#### Request
Your reply should be a single number: how many lines contain the string "this".
________________________
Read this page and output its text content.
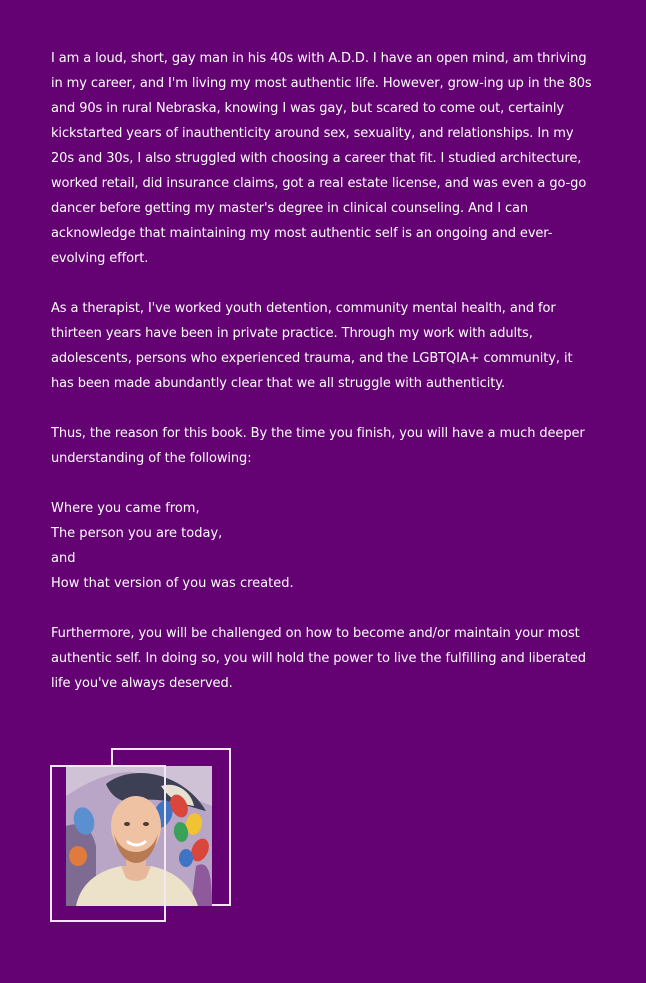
I am a loud, short, gay man in his 40s with A.D.D. I have an open mind, am thriving in my career, and I'm living my most authentic life. However, grow-ing up in the 80s and 90s in rural Nebraska, knowing I was gay, but scared to come out, certainly kickstarted years of inauthenticity around sex, sexuality, and relationships. In my 20s and 30s, I also struggled with choosing a career that fit. I studied architecture, worked retail, did insurance claims, got a real estate license, and was even a go-go dancer before getting my master's degree in clinical counseling. And I can acknowledge that maintaining my most authentic self is an ongoing and ever-evolving effort.

As a therapist, I've worked youth detention, community mental health, and for thirteen years have been in private practice. Through my work with adults, adolescents, persons who experienced trauma, and the LGBTQIA+ community, it has been made abundantly clear that we all struggle with authenticity.

Thus, the reason for this book. By the time you finish, you will have a much deeper understanding of the following:

Where you came from,
The person you are today,
and
How that version of you was created.

Furthermore, you will be challenged on how to become and/or maintain your most authentic self. In doing so, you will hold the power to live the fulfilling and liberated life you've always deserved.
________________________
#### Written solution
2